[begin Text block]
To better understand how stream communities respond to environmental conditions and inform ecosystem restoration efforts, many industrialized countries have established long-term stream biomonitoring programs that sample stream invertebrate and fish communities at selected geographic sites, in addition to data on environmental conditions. However, these programs have limited human and financial resources that constrain key aspects of biomonitoring design, such as the geographic extent and selection of sites, and the taxonomic level of identification for stream invertebrate taxa. These key aspects of biomonitoring design in turn affect our ability to quantify stream invertebrate community responses to natural and anthropogenic conditions, inform stream management, and improve existing biomonitoring efforts.
Multivariate statistical species distribution models (SDMs) have become popular tools to predict species distributions based on environmental conditions. However they have been criticized for weak linkages to ecological theory (e.g., niche theory), limited relevance to management, and for including indirect explanatory variables that have no clear mechanistic effect on species distributions. Recent methodological advances in species distribution modelling have proposed increasingly complex models that reflect ecological hypotheses into the model structure, including hierarchical multi-species and joint SDMs.
The key goal of this thesis is to investigate whether the calibration of recently proposed species distribution models to observational data can support inference of how stream invertebrate and fish communities respond to natural and anthropogenic environmental conditions. An additional goal is to explore how key aspects of biomonitoring design (i.e., geographic extent, selection of sites, and taxonomic resolution) affect our ability to learn about potential cause-effect relationships.
In pursuing these goals, I began with a comparison of the performance of individual, hierarchical multi-species, and joint species distribution modelling approaches when applied to a dataset of stream invertebrate communities. The results show that, compared to stacked individual models, a relatively simple hierarchical multi-species model improves predictive performance over the whole community while also predicting richness. However, extending the hierarchical multi-species model into a joint model that includes residual correlations between taxa leads to a decline in predictive performance. In addition to improving model performance with minor increases in model complexity, I identify the analytical possibilities of increasingly complex SDMs and conclude that for stream invertebrate communities, a hierarchical multi-species modelling approach improves predictive performance for the community relative to individual models while still offering a parsimonious model.
[end Text block]
**What you have to do**. Write out everything in the stream biomonitoring passage from "The key goal" down to "potential cause-effect relationships.", word for word. The data that come next are not needed for this work.
[begin Excerpted data]
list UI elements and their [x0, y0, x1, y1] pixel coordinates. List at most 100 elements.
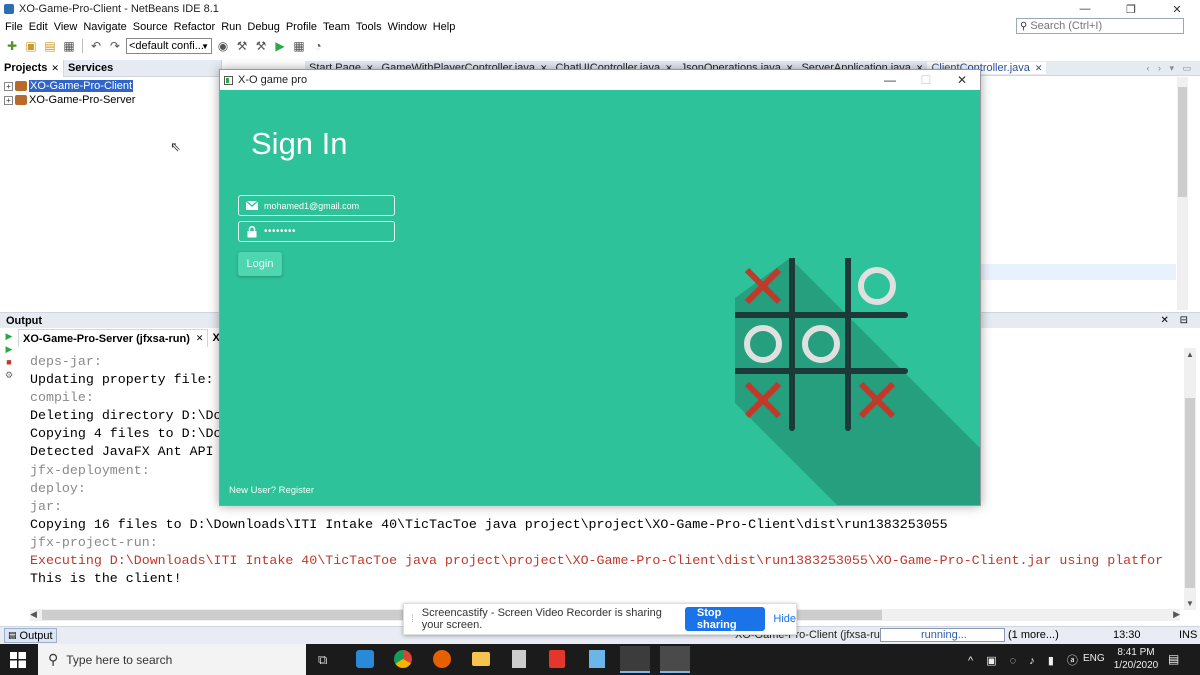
- language-indicator[interactable]: ENG: [1083, 653, 1105, 664]
- expand-icon[interactable]: +: [4, 81, 13, 91]
- pdf-icon[interactable]: [549, 650, 565, 668]
- netbeans-icon: [4, 4, 14, 14]
- settings-icon[interactable]: ⚙: [4, 370, 14, 380]
- menu-window[interactable]: Window: [385, 21, 430, 33]
- tab-navigation-icon[interactable]: ‹ › ▾ ▭: [1146, 63, 1194, 74]
- output-icon: ▤: [8, 630, 17, 640]
- close-icon[interactable]: ✕: [1035, 63, 1043, 74]
- ide-search-input[interactable]: [1030, 20, 1171, 32]
- output-title: Output: [6, 314, 43, 327]
- calculator-icon[interactable]: [512, 650, 526, 668]
- menu-navigate[interactable]: Navigate: [80, 21, 129, 33]
- debug-icon[interactable]: ▦: [291, 38, 307, 54]
- close-icon[interactable]: ✕: [51, 63, 59, 74]
- file-explorer-icon[interactable]: [472, 652, 490, 666]
- chevron-down-icon[interactable]: ▼: [1184, 599, 1196, 608]
- email-input[interactable]: [264, 200, 389, 211]
- tree-node-client[interactable]: + XO-Game-Pro-Client: [0, 79, 221, 93]
- menu-tools[interactable]: Tools: [353, 21, 385, 33]
- stop-sharing-button[interactable]: Stop sharing: [684, 607, 766, 631]
- rerun-icon[interactable]: ▶: [4, 331, 14, 341]
- restore-button[interactable]: ❐: [1108, 0, 1154, 18]
- save-all-icon[interactable]: ▦: [61, 38, 77, 54]
- redo-icon[interactable]: ↷: [107, 38, 123, 54]
- game-content: Sign In Login New User? Register: [220, 90, 980, 505]
- taskbar-search[interactable]: ⚲ Type here to search: [38, 644, 306, 675]
- register-link[interactable]: New User? Register: [229, 485, 314, 496]
- build-icon[interactable]: ⚒: [234, 38, 250, 54]
- drag-handle-icon[interactable]: ⁞: [411, 614, 414, 625]
- tab-services[interactable]: Services: [64, 62, 117, 74]
- envelope-icon: [245, 201, 259, 210]
- chevron-right-icon[interactable]: ▶: [1173, 609, 1180, 620]
- menu-team[interactable]: Team: [320, 21, 353, 33]
- screencastify-banner: ⁞ Screencastify - Screen Video Recorder …: [403, 603, 797, 635]
- output-tab-server[interactable]: XO-Game-Pro-Server (jfxsa-run) ✕: [18, 329, 209, 347]
- ide-search-box[interactable]: ⚲: [1016, 18, 1184, 34]
- task-view-icon[interactable]: ⧉: [318, 652, 327, 668]
- firefox-icon[interactable]: [433, 650, 451, 668]
- menu-file[interactable]: File: [2, 21, 26, 33]
- vscode-icon[interactable]: [356, 650, 374, 668]
- clock[interactable]: 8:41 PM 1/20/2020: [1110, 646, 1162, 672]
- hide-button[interactable]: Hide: [773, 613, 796, 625]
- login-button[interactable]: Login: [238, 252, 282, 276]
- menu-run[interactable]: Run: [218, 21, 244, 33]
- menu-refactor[interactable]: Refactor: [171, 21, 219, 33]
- globe-icon[interactable]: ◉: [215, 38, 231, 54]
- more-processes-link[interactable]: (1 more...): [1008, 629, 1059, 641]
- chrome-icon[interactable]: [394, 650, 412, 668]
- minimize-button[interactable]: —: [1062, 0, 1108, 18]
- progress-bar[interactable]: running...: [880, 628, 1005, 642]
- menu-profile[interactable]: Profile: [283, 21, 320, 33]
- stop-icon[interactable]: ■: [4, 357, 14, 367]
- scrollbar-thumb[interactable]: [1178, 87, 1187, 197]
- insert-mode: INS: [1179, 629, 1198, 641]
- menu-debug[interactable]: Debug: [244, 21, 282, 33]
- console-line: Copying 16 files to D:\Downloads\ITI Int…: [30, 516, 948, 532]
- ide-window-title: XO-Game-Pro-Client - NetBeans IDE 8.1: [19, 3, 219, 15]
- new-project-icon[interactable]: ▣: [23, 38, 39, 54]
- chevron-up-icon[interactable]: ▲: [1184, 350, 1196, 359]
- close-button[interactable]: ✕: [1154, 0, 1200, 18]
- menu-source[interactable]: Source: [130, 21, 171, 33]
- output-vertical-scrollbar[interactable]: ▲ ▼: [1184, 348, 1196, 610]
- password-input[interactable]: [264, 226, 389, 237]
- tic-tac-toe-illustration: [735, 258, 980, 505]
- rerun-icon[interactable]: ▶: [4, 344, 14, 354]
- chevron-left-icon[interactable]: ◀: [30, 609, 37, 620]
- expand-icon[interactable]: +: [4, 95, 13, 105]
- console-line: This is the client!: [30, 571, 182, 587]
- menu-help[interactable]: Help: [430, 21, 459, 33]
- profile-icon[interactable]: ◔: [310, 38, 326, 54]
- tab-projects[interactable]: Projects ✕: [0, 59, 64, 77]
- java-icon[interactable]: [620, 646, 650, 673]
- java-icon[interactable]: [660, 646, 690, 673]
- caret-position: 13:30: [1113, 629, 1141, 641]
- projects-panel: Projects ✕ Services + XO-Game-Pro-Client…: [0, 59, 222, 310]
- editor-scrollbar[interactable]: [1177, 77, 1188, 310]
- close-icon[interactable]: ✕: [196, 333, 204, 344]
- undo-icon[interactable]: ↶: [88, 38, 104, 54]
- scrollbar-thumb[interactable]: [1185, 398, 1195, 588]
- output-window-button[interactable]: ▤ Output: [4, 628, 57, 643]
- minimize-button[interactable]: —: [872, 70, 908, 90]
- panel-controls-icon[interactable]: ✕ ⊟: [1160, 315, 1192, 326]
- notification-icon[interactable]: ▤: [1168, 652, 1179, 666]
- menu-edit[interactable]: Edit: [26, 21, 51, 33]
- password-field[interactable]: [238, 221, 395, 242]
- virtualbox-icon[interactable]: [589, 650, 605, 668]
- windows-start-icon[interactable]: [10, 652, 26, 668]
- clean-build-icon[interactable]: ⚒: [253, 38, 269, 54]
- config-select[interactable]: <default confi... ▼: [126, 38, 212, 54]
- system-tray-icons[interactable]: ^ ▣ ◌ ♪ ▮ ⓐ: [968, 652, 1083, 668]
- open-project-icon[interactable]: ▤: [42, 38, 58, 54]
- run-icon[interactable]: ▶: [272, 38, 288, 54]
- new-file-icon[interactable]: ✚: [4, 38, 20, 54]
- lock-icon: [245, 225, 259, 238]
- email-field[interactable]: [238, 195, 395, 216]
- close-button[interactable]: ✕: [944, 70, 980, 90]
- tree-node-server[interactable]: + XO-Game-Pro-Server: [0, 93, 221, 107]
- menu-view[interactable]: View: [51, 21, 81, 33]
- project-icon: [15, 95, 27, 105]
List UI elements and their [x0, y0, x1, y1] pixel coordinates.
[end Excerpted data]
**Complete response**.
The key goal of this thesis is to investigate whether the calibration of recently proposed species distribution models to observational data can support inference of how stream invertebrate and fish communities respond to natural and anthropogenic environmental conditions. An additional goal is to explore how key aspects of biomonitoring design (i.e., geographic extent, selection of sites, and taxonomic resolution) affect our ability to learn about potential cause-effect relationships.